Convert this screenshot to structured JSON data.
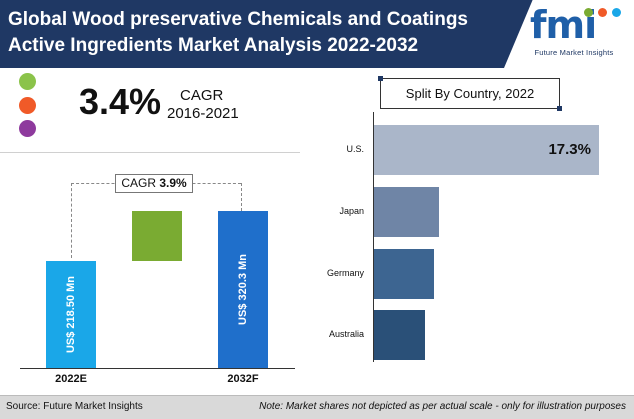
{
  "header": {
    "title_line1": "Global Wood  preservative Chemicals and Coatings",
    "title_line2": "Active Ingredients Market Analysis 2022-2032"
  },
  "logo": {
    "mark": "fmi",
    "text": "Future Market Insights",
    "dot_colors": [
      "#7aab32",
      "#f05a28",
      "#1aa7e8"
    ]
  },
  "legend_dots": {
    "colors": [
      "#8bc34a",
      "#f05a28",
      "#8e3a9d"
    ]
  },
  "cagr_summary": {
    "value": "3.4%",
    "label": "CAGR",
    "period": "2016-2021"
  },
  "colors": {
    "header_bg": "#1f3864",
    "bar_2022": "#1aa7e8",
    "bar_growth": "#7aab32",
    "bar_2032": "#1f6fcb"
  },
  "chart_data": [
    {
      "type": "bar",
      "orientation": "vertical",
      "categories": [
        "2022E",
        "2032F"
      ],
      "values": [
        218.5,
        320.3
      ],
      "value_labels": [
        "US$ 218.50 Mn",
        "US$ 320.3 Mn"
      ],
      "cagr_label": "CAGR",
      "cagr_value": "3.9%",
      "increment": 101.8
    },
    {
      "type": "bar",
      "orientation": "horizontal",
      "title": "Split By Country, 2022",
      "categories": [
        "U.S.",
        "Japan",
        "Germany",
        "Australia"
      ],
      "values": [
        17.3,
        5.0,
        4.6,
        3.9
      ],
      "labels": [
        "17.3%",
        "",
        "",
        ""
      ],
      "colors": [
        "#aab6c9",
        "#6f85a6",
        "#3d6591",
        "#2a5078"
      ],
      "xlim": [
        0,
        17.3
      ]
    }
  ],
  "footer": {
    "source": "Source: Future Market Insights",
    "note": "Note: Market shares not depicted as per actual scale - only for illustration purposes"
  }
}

WHAT IS NEEDED: Transcribe every entry word for word, but omit the pictures.

EXERCISE RESPONSE:
Convert this screenshot to structured JSON data.
{
  "header": {
    "title_line1": "Global Wood  preservative Chemicals and Coatings",
    "title_line2": "Active Ingredients Market Analysis 2022-2032"
  },
  "logo": {
    "mark": "fmi",
    "text": "Future Market Insights",
    "dot_colors": [
      "#7aab32",
      "#f05a28",
      "#1aa7e8"
    ]
  },
  "legend_dots": {
    "colors": [
      "#8bc34a",
      "#f05a28",
      "#8e3a9d"
    ]
  },
  "cagr_summary": {
    "value": "3.4%",
    "label": "CAGR",
    "period": "2016-2021"
  },
  "colors": {
    "header_bg": "#1f3864",
    "bar_2022": "#1aa7e8",
    "bar_growth": "#7aab32",
    "bar_2032": "#1f6fcb"
  },
  "chart_data": [
    {
      "type": "bar",
      "orientation": "vertical",
      "categories": [
        "2022E",
        "2032F"
      ],
      "values": [
        218.5,
        320.3
      ],
      "value_labels": [
        "US$ 218.50 Mn",
        "US$ 320.3 Mn"
      ],
      "cagr_label": "CAGR",
      "cagr_value": "3.9%",
      "increment": 101.8
    },
    {
      "type": "bar",
      "orientation": "horizontal",
      "title": "Split By Country, 2022",
      "categories": [
        "U.S.",
        "Japan",
        "Germany",
        "Australia"
      ],
      "values": [
        17.3,
        5.0,
        4.6,
        3.9
      ],
      "labels": [
        "17.3%",
        "",
        "",
        ""
      ],
      "colors": [
        "#aab6c9",
        "#6f85a6",
        "#3d6591",
        "#2a5078"
      ],
      "xlim": [
        0,
        17.3
      ]
    }
  ],
  "footer": {
    "source": "Source: Future Market Insights",
    "note": "Note: Market shares not depicted as per actual scale - only for illustration purposes"
  }
}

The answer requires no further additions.